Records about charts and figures
— START —

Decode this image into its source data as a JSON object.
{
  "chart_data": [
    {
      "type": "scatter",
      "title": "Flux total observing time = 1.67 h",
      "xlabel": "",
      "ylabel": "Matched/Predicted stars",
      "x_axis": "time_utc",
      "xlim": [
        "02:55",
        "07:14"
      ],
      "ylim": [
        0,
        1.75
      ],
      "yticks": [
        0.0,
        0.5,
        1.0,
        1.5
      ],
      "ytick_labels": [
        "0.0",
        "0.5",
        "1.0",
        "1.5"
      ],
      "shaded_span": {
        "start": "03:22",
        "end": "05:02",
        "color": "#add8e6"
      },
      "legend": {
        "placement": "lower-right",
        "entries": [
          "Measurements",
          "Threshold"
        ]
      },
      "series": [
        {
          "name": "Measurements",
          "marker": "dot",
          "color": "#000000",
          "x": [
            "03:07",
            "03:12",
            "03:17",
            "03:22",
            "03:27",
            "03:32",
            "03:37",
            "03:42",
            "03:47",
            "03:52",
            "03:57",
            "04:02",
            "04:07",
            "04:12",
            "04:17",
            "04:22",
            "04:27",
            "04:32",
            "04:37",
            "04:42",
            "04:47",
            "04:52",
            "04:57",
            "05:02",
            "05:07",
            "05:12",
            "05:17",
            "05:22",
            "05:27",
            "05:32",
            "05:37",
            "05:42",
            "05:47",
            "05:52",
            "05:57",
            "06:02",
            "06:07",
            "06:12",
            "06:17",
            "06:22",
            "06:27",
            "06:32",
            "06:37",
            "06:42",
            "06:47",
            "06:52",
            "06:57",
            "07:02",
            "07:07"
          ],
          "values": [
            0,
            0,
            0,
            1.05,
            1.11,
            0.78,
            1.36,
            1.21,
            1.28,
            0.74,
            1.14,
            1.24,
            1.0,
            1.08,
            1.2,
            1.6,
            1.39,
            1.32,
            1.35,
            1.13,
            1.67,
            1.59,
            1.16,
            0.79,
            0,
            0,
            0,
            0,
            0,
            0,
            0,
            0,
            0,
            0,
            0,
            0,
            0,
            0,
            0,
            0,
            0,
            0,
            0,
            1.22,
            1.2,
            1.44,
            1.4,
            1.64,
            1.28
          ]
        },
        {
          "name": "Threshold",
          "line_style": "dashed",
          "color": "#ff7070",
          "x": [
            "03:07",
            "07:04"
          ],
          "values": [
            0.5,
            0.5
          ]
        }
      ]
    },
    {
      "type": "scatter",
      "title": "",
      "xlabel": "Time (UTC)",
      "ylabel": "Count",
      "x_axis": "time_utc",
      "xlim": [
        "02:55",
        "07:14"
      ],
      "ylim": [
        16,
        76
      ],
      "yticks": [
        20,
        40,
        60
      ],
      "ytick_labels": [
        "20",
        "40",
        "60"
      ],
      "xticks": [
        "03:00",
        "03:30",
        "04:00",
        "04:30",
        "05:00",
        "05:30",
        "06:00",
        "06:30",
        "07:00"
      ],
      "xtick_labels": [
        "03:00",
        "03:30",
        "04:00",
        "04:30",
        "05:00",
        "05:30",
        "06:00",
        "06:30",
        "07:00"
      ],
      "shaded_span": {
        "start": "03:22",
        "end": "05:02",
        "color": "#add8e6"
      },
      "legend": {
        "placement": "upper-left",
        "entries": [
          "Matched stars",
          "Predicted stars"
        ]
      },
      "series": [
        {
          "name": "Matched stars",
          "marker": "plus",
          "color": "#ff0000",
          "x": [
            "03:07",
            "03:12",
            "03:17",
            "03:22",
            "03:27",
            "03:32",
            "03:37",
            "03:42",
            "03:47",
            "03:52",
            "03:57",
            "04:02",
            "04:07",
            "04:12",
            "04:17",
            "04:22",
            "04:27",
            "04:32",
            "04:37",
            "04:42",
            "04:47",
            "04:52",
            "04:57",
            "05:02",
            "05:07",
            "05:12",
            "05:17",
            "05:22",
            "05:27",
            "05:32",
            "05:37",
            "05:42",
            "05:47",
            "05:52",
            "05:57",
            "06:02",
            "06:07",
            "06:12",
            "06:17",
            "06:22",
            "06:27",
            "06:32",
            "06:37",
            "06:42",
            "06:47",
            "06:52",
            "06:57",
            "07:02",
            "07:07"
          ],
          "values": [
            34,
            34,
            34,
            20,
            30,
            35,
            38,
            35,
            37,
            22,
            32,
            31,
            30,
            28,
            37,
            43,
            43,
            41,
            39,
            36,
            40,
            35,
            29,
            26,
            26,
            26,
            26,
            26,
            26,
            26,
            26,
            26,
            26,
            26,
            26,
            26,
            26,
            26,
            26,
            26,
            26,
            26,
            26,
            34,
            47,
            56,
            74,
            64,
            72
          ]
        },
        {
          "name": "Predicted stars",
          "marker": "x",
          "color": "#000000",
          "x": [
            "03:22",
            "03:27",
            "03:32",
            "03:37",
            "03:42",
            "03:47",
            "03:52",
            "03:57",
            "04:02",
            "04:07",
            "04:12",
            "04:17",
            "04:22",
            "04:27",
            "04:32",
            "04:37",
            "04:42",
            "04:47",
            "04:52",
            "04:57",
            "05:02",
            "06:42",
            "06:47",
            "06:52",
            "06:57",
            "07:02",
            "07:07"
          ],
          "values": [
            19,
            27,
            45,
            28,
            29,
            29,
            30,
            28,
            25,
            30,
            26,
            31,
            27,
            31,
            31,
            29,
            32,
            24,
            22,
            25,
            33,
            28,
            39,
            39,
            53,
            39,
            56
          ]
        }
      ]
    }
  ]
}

— END —

Write out the entries in full, exactly as given.

[ANSWER TO THE PROBLEM]
Decode this image into its source data as a JSON object.
{
  "chart_data": [
    {
      "type": "scatter",
      "title": "Flux total observing time = 1.67 h",
      "xlabel": "",
      "ylabel": "Matched/Predicted stars",
      "x_axis": "time_utc",
      "xlim": [
        "02:55",
        "07:14"
      ],
      "ylim": [
        0,
        1.75
      ],
      "yticks": [
        0.0,
        0.5,
        1.0,
        1.5
      ],
      "ytick_labels": [
        "0.0",
        "0.5",
        "1.0",
        "1.5"
      ],
      "shaded_span": {
        "start": "03:22",
        "end": "05:02",
        "color": "#add8e6"
      },
      "legend": {
        "placement": "lower-right",
        "entries": [
          "Measurements",
          "Threshold"
        ]
      },
      "series": [
        {
          "name": "Measurements",
          "marker": "dot",
          "color": "#000000",
          "x": [
            "03:07",
            "03:12",
            "03:17",
            "03:22",
            "03:27",
            "03:32",
            "03:37",
            "03:42",
            "03:47",
            "03:52",
            "03:57",
            "04:02",
            "04:07",
            "04:12",
            "04:17",
            "04:22",
            "04:27",
            "04:32",
            "04:37",
            "04:42",
            "04:47",
            "04:52",
            "04:57",
            "05:02",
            "05:07",
            "05:12",
            "05:17",
            "05:22",
            "05:27",
            "05:32",
            "05:37",
            "05:42",
            "05:47",
            "05:52",
            "05:57",
            "06:02",
            "06:07",
            "06:12",
            "06:17",
            "06:22",
            "06:27",
            "06:32",
            "06:37",
            "06:42",
            "06:47",
            "06:52",
            "06:57",
            "07:02",
            "07:07"
          ],
          "values": [
            0,
            0,
            0,
            1.05,
            1.11,
            0.78,
            1.36,
            1.21,
            1.28,
            0.74,
            1.14,
            1.24,
            1.0,
            1.08,
            1.2,
            1.6,
            1.39,
            1.32,
            1.35,
            1.13,
            1.67,
            1.59,
            1.16,
            0.79,
            0,
            0,
            0,
            0,
            0,
            0,
            0,
            0,
            0,
            0,
            0,
            0,
            0,
            0,
            0,
            0,
            0,
            0,
            0,
            1.22,
            1.2,
            1.44,
            1.4,
            1.64,
            1.28
          ]
        },
        {
          "name": "Threshold",
          "line_style": "dashed",
          "color": "#ff7070",
          "x": [
            "03:07",
            "07:04"
          ],
          "values": [
            0.5,
            0.5
          ]
        }
      ]
    },
    {
      "type": "scatter",
      "title": "",
      "xlabel": "Time (UTC)",
      "ylabel": "Count",
      "x_axis": "time_utc",
      "xlim": [
        "02:55",
        "07:14"
      ],
      "ylim": [
        16,
        76
      ],
      "yticks": [
        20,
        40,
        60
      ],
      "ytick_labels": [
        "20",
        "40",
        "60"
      ],
      "xticks": [
        "03:00",
        "03:30",
        "04:00",
        "04:30",
        "05:00",
        "05:30",
        "06:00",
        "06:30",
        "07:00"
      ],
      "xtick_labels": [
        "03:00",
        "03:30",
        "04:00",
        "04:30",
        "05:00",
        "05:30",
        "06:00",
        "06:30",
        "07:00"
      ],
      "shaded_span": {
        "start": "03:22",
        "end": "05:02",
        "color": "#add8e6"
      },
      "legend": {
        "placement": "upper-left",
        "entries": [
          "Matched stars",
          "Predicted stars"
        ]
      },
      "series": [
        {
          "name": "Matched stars",
          "marker": "plus",
          "color": "#ff0000",
          "x": [
            "03:07",
            "03:12",
            "03:17",
            "03:22",
            "03:27",
            "03:32",
            "03:37",
            "03:42",
            "03:47",
            "03:52",
            "03:57",
            "04:02",
            "04:07",
            "04:12",
            "04:17",
            "04:22",
            "04:27",
            "04:32",
            "04:37",
            "04:42",
            "04:47",
            "04:52",
            "04:57",
            "05:02",
            "05:07",
            "05:12",
            "05:17",
            "05:22",
            "05:27",
            "05:32",
            "05:37",
            "05:42",
            "05:47",
            "05:52",
            "05:57",
            "06:02",
            "06:07",
            "06:12",
            "06:17",
            "06:22",
            "06:27",
            "06:32",
            "06:37",
            "06:42",
            "06:47",
            "06:52",
            "06:57",
            "07:02",
            "07:07"
          ],
          "values": [
            34,
            34,
            34,
            20,
            30,
            35,
            38,
            35,
            37,
            22,
            32,
            31,
            30,
            28,
            37,
            43,
            43,
            41,
            39,
            36,
            40,
            35,
            29,
            26,
            26,
            26,
            26,
            26,
            26,
            26,
            26,
            26,
            26,
            26,
            26,
            26,
            26,
            26,
            26,
            26,
            26,
            26,
            26,
            34,
            47,
            56,
            74,
            64,
            72
          ]
        },
        {
          "name": "Predicted stars",
          "marker": "x",
          "color": "#000000",
          "x": [
            "03:22",
            "03:27",
            "03:32",
            "03:37",
            "03:42",
            "03:47",
            "03:52",
            "03:57",
            "04:02",
            "04:07",
            "04:12",
            "04:17",
            "04:22",
            "04:27",
            "04:32",
            "04:37",
            "04:42",
            "04:47",
            "04:52",
            "04:57",
            "05:02",
            "06:42",
            "06:47",
            "06:52",
            "06:57",
            "07:02",
            "07:07"
          ],
          "values": [
            19,
            27,
            45,
            28,
            29,
            29,
            30,
            28,
            25,
            30,
            26,
            31,
            27,
            31,
            31,
            29,
            32,
            24,
            22,
            25,
            33,
            28,
            39,
            39,
            53,
            39,
            56
          ]
        }
      ]
    }
  ]
}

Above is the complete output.